▸ What this task involves: Pull every "Head" line out of the data below.

▸ Dataset entries:
===

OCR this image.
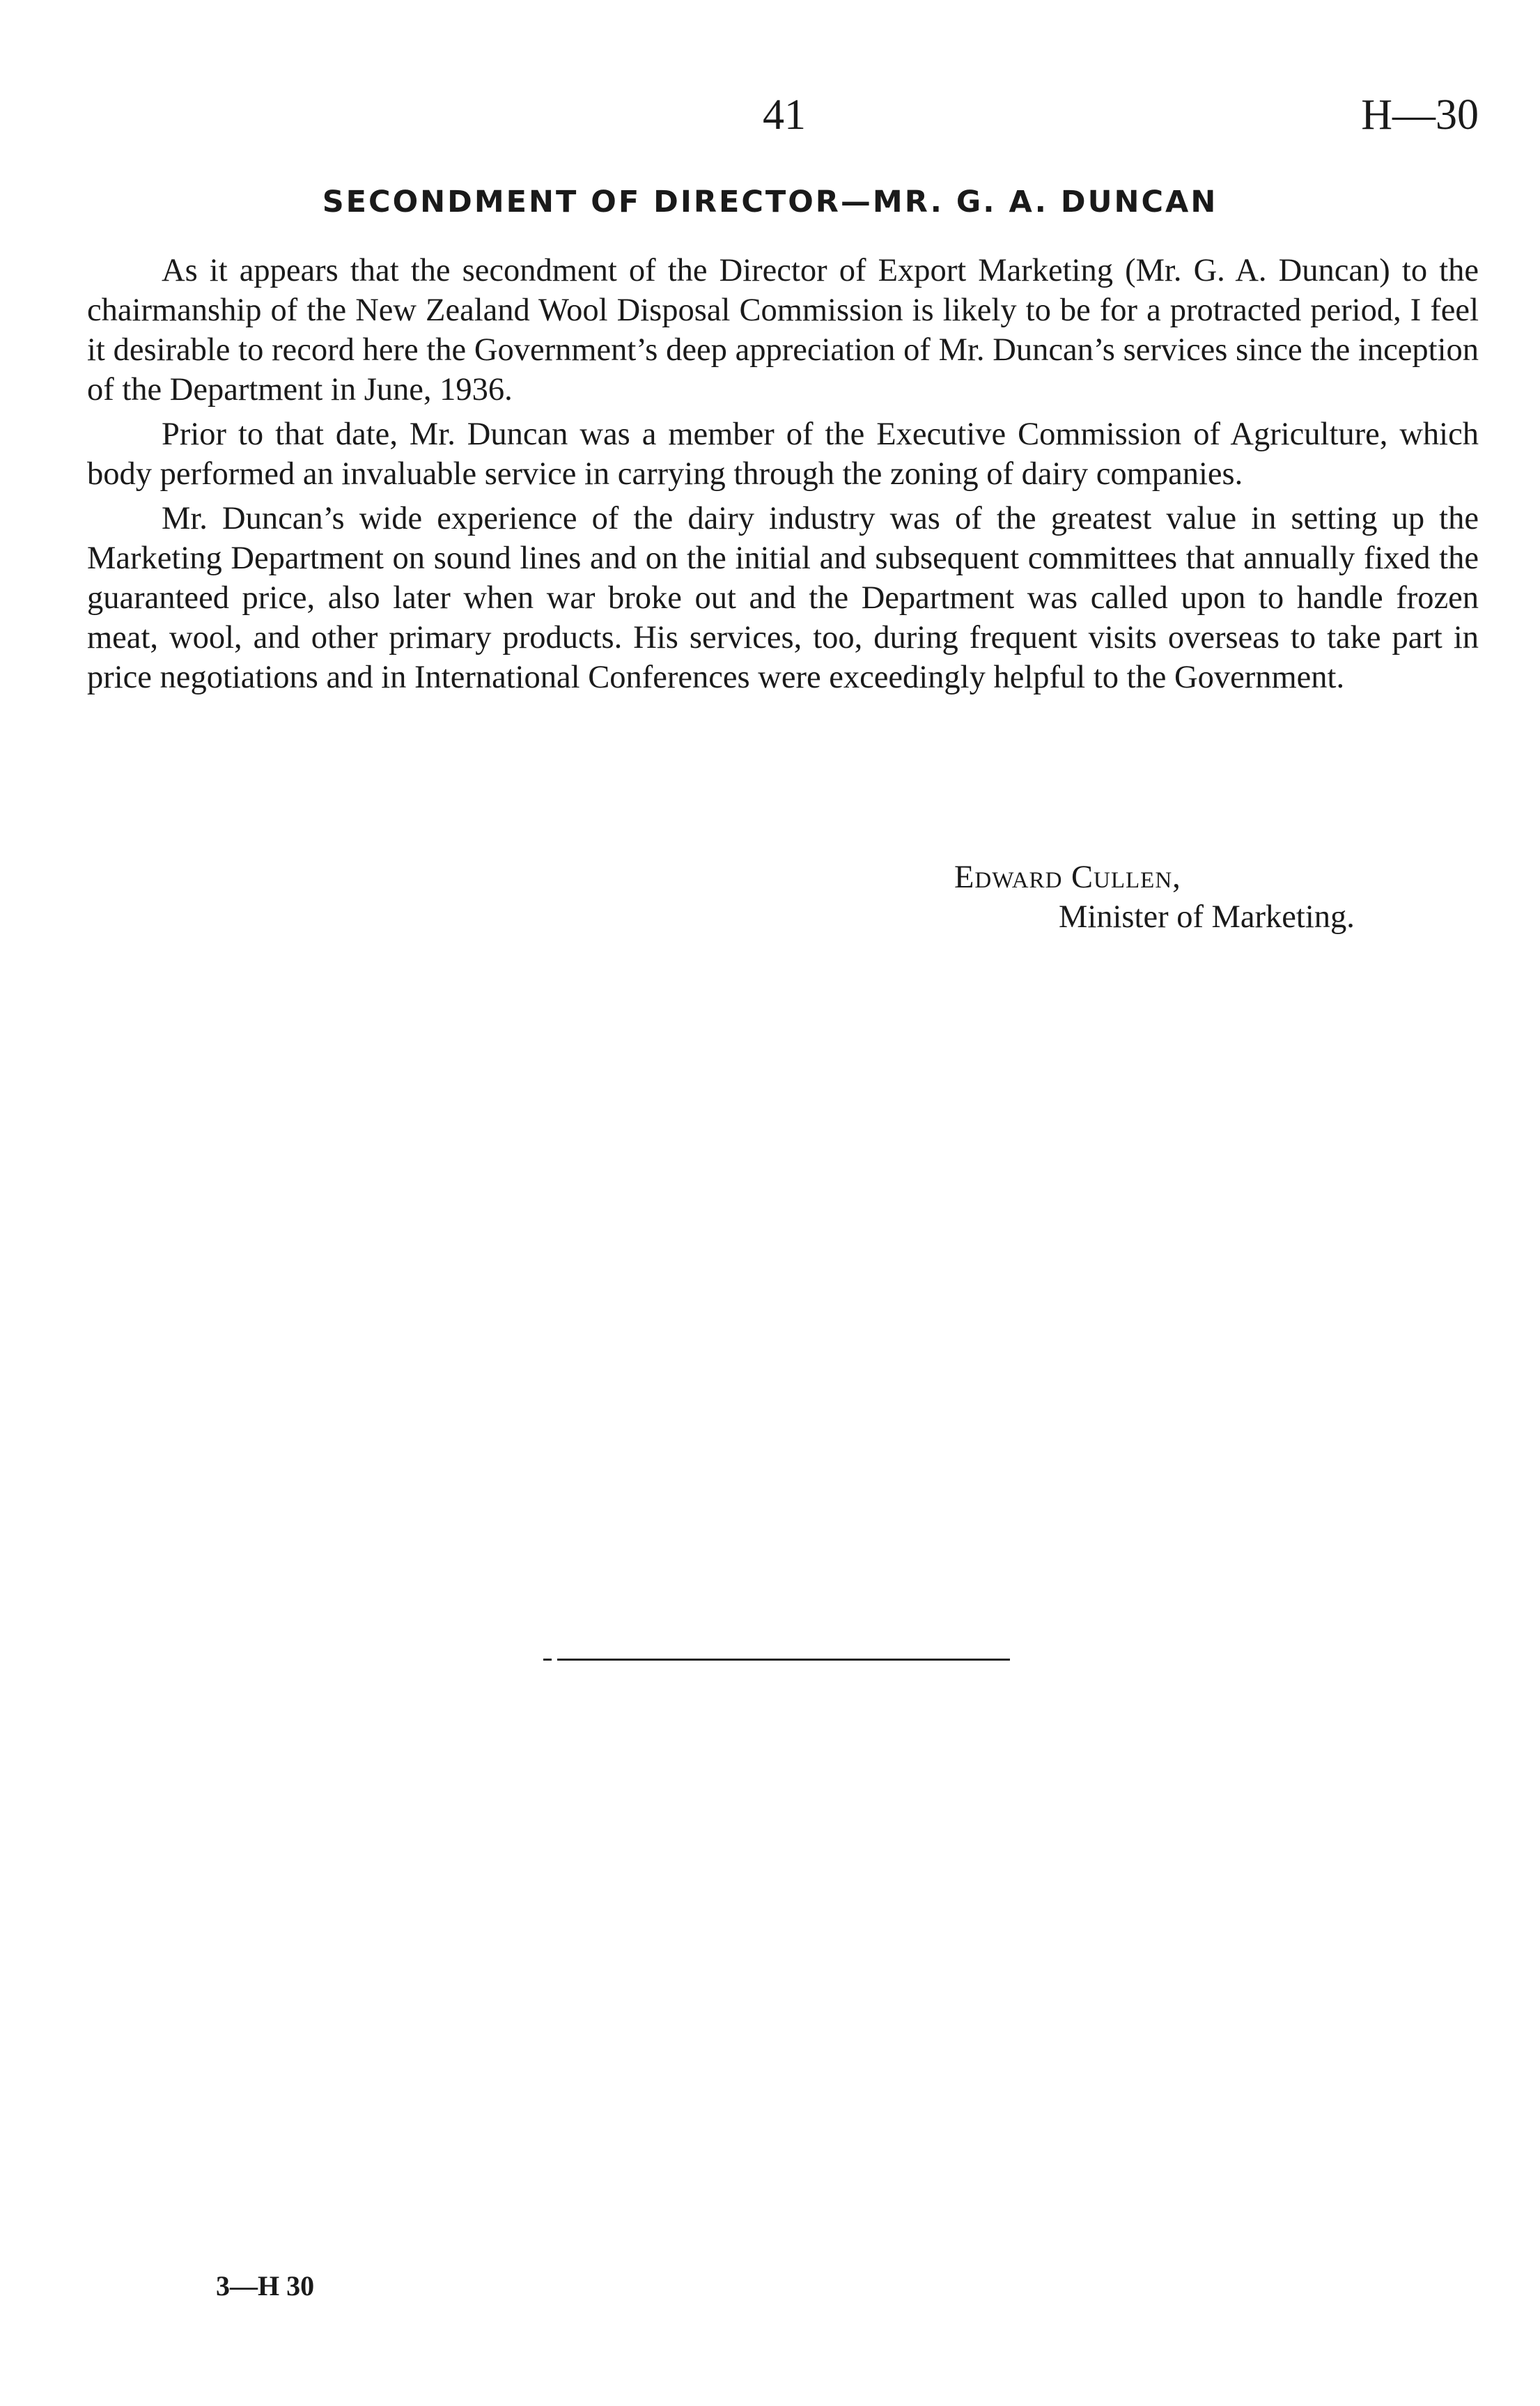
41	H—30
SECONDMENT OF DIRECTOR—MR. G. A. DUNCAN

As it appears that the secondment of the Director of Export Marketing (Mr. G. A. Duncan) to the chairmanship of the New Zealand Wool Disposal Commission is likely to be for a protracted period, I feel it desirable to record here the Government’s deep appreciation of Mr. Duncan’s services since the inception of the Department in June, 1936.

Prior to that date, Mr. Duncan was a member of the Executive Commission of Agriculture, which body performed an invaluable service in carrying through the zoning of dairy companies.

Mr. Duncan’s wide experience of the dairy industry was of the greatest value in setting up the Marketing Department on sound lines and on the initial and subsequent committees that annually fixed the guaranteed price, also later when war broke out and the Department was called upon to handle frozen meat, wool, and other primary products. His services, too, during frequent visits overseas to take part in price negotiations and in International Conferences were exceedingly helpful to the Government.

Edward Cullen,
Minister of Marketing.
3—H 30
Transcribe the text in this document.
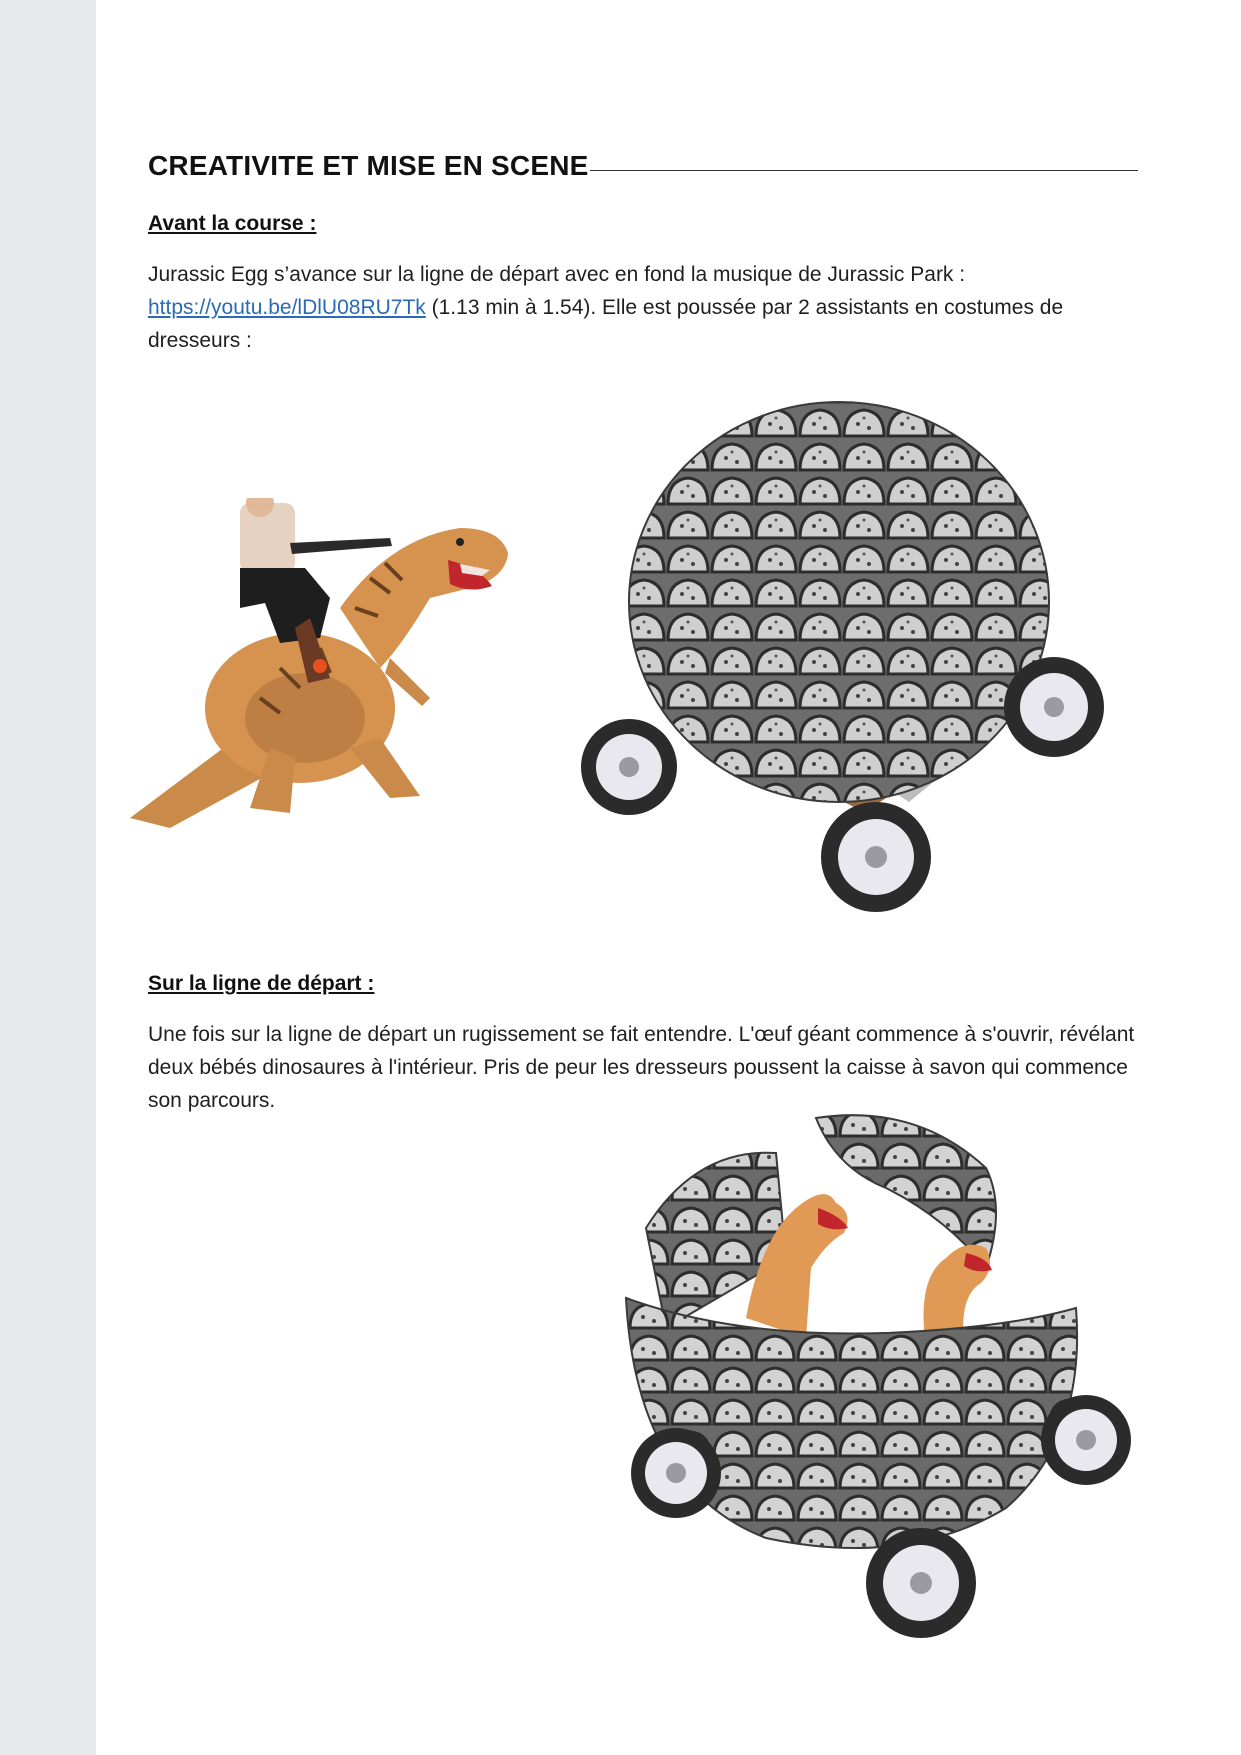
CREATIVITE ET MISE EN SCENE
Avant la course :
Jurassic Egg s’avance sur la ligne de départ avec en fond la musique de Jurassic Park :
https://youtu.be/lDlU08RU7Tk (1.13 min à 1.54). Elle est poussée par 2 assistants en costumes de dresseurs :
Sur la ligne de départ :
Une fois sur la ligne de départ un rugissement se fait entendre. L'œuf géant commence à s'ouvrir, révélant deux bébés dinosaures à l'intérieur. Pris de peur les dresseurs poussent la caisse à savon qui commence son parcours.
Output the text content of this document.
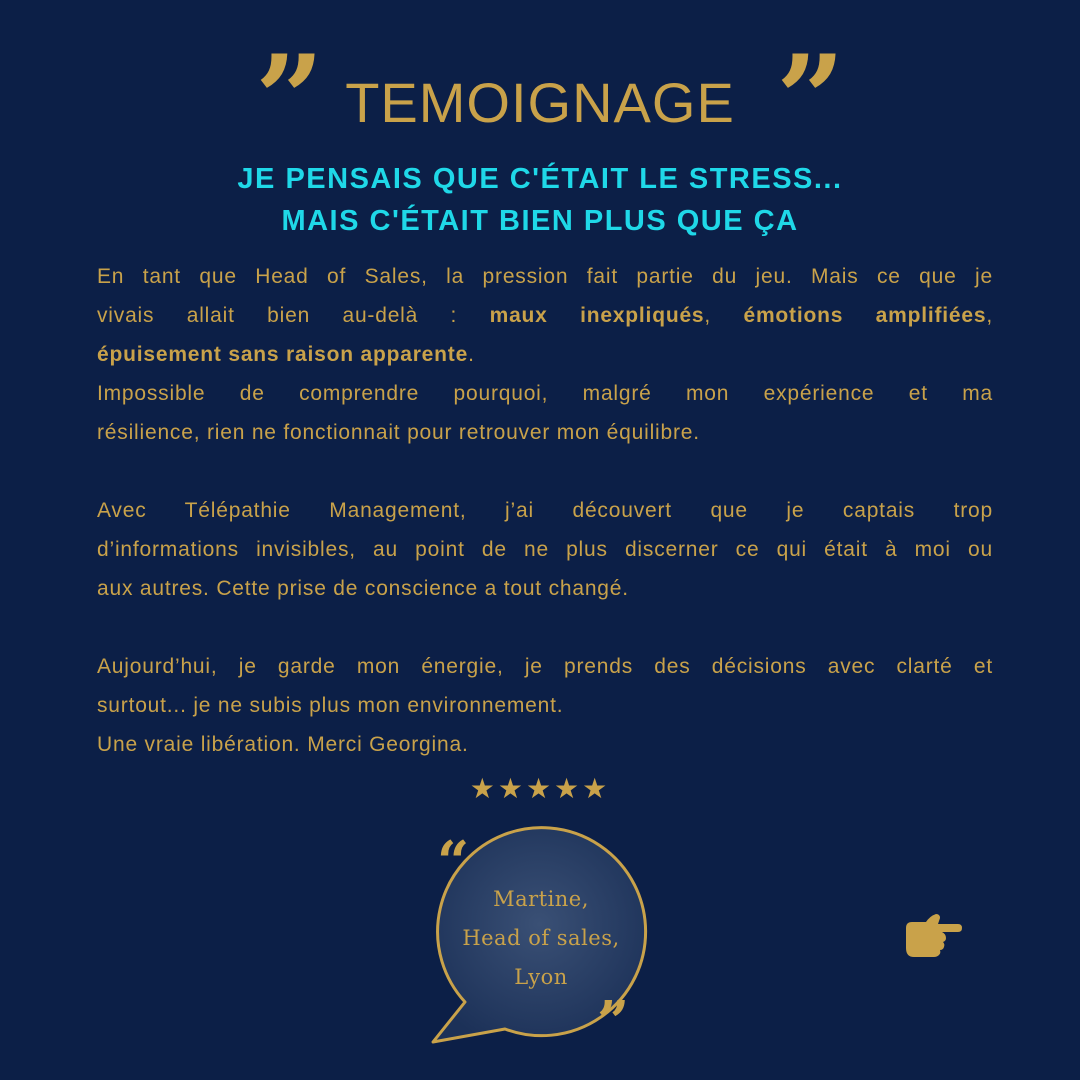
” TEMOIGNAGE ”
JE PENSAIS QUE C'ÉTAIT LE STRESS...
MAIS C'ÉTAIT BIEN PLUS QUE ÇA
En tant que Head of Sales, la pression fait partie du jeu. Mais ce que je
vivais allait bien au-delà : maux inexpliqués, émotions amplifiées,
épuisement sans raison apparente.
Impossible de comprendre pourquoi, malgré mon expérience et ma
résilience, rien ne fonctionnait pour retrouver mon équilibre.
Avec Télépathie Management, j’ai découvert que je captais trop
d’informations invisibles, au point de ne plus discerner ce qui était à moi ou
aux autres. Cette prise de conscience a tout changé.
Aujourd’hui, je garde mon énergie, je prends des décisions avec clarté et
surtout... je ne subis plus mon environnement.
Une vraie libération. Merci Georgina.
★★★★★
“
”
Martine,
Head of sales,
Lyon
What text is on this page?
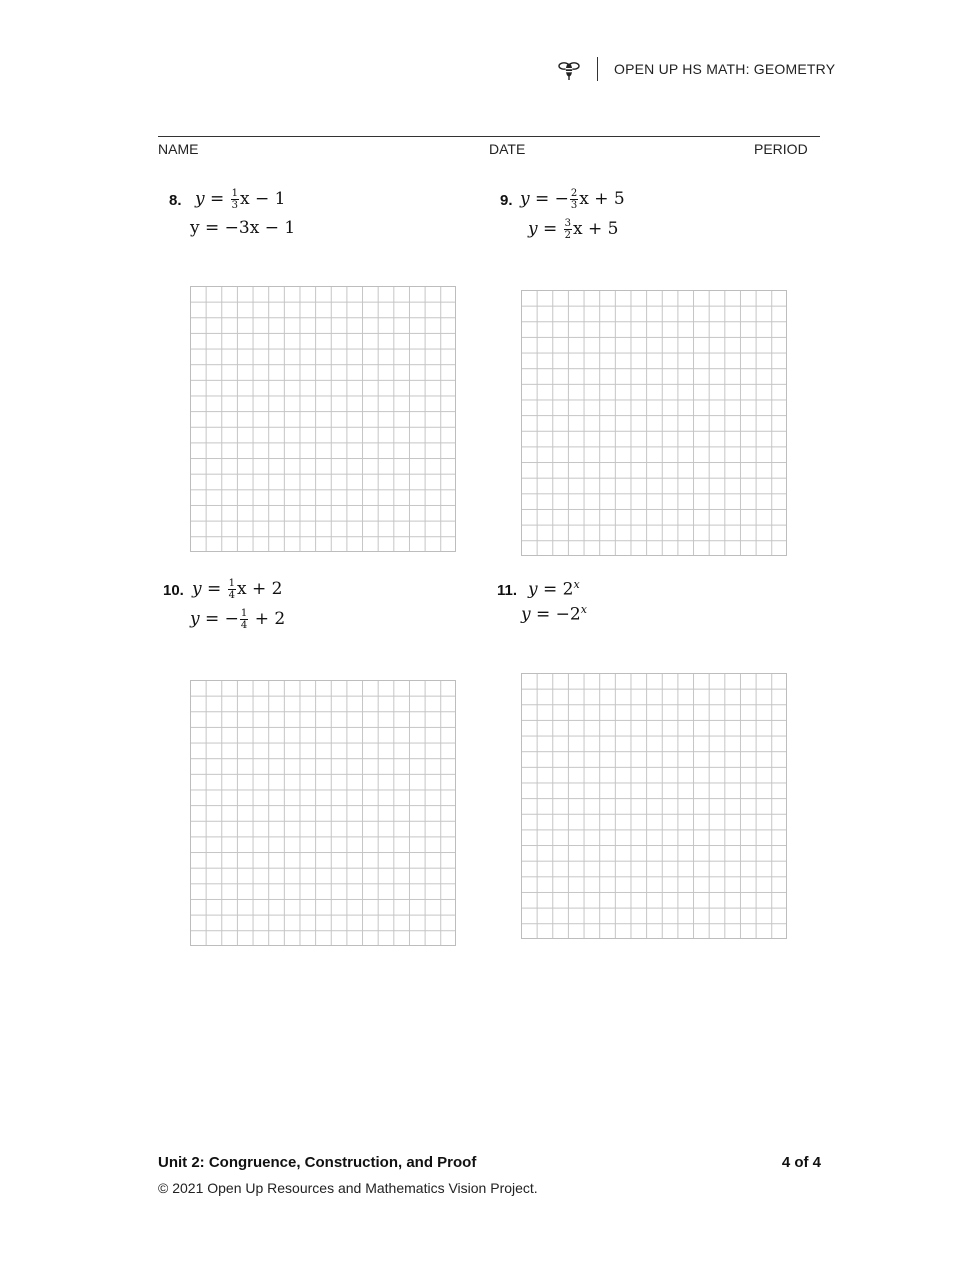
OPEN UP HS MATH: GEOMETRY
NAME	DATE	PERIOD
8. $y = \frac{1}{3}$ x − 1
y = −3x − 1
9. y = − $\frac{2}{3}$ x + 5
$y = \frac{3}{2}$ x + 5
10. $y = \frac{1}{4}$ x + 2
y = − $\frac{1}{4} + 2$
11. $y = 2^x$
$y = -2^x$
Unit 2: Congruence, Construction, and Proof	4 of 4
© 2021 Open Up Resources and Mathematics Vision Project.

===

▸ Output below:
En tant que Head of Sales, la pression fait partie du jeu. Mais ce que je
Head of sales,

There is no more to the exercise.